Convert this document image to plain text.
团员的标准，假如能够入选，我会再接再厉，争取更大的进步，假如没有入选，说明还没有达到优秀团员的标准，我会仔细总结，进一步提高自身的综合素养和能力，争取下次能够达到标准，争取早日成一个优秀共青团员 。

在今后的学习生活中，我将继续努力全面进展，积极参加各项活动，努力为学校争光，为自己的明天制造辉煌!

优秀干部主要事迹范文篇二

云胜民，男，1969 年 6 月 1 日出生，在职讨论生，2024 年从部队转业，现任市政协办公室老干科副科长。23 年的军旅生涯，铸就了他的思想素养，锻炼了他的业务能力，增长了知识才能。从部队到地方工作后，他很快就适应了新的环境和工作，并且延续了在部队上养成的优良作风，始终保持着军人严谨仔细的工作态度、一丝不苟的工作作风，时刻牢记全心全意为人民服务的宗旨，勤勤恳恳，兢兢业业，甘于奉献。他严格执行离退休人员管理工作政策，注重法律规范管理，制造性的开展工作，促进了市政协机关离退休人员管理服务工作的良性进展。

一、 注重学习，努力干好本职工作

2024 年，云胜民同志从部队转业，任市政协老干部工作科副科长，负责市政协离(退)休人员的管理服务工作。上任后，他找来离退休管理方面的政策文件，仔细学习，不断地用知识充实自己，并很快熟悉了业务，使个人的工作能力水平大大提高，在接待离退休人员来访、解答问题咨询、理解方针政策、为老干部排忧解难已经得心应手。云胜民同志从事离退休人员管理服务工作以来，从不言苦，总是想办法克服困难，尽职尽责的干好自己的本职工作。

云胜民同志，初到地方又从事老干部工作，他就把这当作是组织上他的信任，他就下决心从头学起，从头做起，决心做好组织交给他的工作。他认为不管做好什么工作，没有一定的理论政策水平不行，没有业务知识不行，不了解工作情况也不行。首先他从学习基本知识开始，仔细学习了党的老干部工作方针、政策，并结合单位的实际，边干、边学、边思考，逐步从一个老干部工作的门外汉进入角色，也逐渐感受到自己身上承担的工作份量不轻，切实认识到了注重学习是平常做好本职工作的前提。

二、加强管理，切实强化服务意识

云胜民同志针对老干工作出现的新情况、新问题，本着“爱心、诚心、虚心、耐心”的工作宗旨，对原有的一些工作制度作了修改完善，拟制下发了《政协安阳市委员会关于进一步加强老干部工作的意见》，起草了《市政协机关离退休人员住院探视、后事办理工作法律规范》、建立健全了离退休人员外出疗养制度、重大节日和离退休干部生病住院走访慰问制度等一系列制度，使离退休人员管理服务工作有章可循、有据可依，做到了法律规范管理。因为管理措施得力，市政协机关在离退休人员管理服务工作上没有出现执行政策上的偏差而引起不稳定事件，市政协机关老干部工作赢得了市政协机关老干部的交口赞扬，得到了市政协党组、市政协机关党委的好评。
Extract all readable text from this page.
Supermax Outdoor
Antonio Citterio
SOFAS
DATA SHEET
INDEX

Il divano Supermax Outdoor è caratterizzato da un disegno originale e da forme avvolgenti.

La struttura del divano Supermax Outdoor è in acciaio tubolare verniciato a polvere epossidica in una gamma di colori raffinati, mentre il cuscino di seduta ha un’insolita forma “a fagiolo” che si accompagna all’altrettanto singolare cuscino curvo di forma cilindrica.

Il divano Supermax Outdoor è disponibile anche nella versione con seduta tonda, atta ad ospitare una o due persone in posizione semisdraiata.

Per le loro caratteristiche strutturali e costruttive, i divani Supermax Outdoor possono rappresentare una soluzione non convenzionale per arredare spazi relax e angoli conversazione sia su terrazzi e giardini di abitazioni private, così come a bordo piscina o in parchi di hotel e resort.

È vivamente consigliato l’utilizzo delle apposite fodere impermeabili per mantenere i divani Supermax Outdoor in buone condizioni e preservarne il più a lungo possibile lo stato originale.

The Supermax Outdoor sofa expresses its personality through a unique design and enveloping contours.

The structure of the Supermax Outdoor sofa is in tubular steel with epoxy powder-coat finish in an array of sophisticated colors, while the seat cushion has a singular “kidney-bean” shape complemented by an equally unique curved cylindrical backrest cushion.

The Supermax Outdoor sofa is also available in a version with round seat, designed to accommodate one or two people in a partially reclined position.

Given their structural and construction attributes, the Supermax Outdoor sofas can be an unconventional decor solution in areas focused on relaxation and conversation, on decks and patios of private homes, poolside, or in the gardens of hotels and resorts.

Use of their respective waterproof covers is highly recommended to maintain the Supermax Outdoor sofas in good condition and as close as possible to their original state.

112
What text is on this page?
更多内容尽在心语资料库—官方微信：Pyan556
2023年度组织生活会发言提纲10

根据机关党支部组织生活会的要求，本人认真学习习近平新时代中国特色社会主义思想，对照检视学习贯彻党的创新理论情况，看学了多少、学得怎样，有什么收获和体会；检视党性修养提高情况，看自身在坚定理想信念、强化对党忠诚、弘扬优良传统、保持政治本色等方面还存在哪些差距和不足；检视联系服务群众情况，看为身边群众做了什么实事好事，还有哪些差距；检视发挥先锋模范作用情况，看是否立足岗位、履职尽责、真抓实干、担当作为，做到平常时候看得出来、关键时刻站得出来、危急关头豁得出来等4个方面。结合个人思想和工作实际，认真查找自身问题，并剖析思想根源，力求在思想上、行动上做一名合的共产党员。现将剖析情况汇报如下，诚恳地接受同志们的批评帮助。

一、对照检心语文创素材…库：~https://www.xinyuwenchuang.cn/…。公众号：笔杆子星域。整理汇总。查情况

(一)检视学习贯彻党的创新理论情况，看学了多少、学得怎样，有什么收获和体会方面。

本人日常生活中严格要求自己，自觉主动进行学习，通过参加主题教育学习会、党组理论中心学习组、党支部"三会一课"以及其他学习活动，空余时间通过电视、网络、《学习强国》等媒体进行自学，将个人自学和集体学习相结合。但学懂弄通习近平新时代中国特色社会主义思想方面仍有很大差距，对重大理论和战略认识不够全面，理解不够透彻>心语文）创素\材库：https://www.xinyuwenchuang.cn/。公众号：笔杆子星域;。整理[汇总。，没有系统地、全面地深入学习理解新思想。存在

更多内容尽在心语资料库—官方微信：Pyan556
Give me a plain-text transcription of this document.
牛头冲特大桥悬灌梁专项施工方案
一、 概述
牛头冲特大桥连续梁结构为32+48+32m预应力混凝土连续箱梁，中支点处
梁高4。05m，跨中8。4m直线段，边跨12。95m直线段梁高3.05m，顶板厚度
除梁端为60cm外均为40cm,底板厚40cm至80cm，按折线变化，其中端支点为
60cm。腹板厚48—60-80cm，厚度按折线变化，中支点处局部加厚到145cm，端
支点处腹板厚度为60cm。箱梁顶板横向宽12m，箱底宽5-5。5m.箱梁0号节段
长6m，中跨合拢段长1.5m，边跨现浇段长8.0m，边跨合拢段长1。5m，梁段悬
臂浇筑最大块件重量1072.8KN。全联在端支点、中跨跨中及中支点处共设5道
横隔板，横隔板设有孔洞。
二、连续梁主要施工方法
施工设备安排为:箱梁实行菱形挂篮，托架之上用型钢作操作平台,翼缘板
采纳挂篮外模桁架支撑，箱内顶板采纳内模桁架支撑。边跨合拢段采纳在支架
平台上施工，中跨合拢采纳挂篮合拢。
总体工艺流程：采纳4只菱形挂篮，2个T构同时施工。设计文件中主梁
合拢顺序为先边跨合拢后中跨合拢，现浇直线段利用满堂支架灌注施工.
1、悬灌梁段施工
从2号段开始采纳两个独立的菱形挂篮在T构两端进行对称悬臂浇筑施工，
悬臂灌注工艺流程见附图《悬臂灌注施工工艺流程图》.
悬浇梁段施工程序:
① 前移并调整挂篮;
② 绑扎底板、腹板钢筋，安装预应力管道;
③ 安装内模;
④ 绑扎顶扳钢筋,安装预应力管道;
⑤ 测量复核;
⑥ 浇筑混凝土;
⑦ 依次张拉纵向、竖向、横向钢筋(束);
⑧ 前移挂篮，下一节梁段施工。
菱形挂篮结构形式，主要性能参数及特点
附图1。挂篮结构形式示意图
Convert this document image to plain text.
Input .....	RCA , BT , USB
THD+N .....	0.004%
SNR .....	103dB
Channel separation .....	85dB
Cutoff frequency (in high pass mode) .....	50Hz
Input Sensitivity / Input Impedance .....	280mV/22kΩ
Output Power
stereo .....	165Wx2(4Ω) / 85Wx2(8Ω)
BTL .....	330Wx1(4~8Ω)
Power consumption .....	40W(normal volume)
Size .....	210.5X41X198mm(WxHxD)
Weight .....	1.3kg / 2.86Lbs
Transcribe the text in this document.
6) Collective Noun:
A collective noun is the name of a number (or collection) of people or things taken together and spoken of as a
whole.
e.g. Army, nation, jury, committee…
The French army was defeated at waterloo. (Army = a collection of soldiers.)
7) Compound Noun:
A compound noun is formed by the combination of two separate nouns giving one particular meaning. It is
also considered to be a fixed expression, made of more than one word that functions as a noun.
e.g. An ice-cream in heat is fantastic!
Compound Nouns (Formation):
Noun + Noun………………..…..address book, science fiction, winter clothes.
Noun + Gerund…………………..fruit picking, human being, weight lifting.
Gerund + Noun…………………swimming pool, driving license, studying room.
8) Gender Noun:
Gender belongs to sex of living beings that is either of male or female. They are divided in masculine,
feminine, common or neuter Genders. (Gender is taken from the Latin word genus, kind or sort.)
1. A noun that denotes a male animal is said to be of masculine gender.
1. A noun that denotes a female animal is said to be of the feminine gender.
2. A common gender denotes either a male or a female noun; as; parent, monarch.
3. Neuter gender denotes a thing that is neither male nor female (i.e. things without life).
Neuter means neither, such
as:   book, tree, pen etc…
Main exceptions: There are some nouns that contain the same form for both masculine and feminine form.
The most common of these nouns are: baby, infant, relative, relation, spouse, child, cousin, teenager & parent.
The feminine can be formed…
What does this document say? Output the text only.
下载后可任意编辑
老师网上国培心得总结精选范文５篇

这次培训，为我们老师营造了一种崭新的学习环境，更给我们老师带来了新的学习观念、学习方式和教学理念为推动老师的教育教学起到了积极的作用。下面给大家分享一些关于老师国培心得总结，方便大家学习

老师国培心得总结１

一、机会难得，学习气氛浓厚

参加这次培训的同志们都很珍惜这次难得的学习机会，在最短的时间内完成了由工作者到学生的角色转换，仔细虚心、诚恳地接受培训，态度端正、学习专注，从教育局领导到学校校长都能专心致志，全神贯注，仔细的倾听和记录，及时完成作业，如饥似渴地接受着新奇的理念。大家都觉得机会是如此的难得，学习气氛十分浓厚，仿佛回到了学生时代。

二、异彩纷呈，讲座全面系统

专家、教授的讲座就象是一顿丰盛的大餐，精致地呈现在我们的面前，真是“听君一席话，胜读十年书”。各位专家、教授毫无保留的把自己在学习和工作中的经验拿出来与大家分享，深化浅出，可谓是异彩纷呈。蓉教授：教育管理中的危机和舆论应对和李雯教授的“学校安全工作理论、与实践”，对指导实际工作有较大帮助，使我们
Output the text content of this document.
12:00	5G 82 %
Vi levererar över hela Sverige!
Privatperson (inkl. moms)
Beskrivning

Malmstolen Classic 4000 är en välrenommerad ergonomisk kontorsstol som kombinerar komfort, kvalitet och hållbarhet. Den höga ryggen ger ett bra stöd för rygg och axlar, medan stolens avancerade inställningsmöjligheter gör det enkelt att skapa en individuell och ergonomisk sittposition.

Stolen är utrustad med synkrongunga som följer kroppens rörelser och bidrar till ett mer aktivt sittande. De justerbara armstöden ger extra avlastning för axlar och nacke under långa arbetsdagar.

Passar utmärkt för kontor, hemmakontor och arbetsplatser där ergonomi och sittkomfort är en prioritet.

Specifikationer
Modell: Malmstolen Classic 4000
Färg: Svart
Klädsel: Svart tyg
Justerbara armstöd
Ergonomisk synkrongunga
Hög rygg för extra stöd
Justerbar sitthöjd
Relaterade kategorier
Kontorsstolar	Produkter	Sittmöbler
============
> **DIRECTIONS**: State how many lines of the records above contain the word "seat", giving only that number.

> **WORKED ANSWER**: 2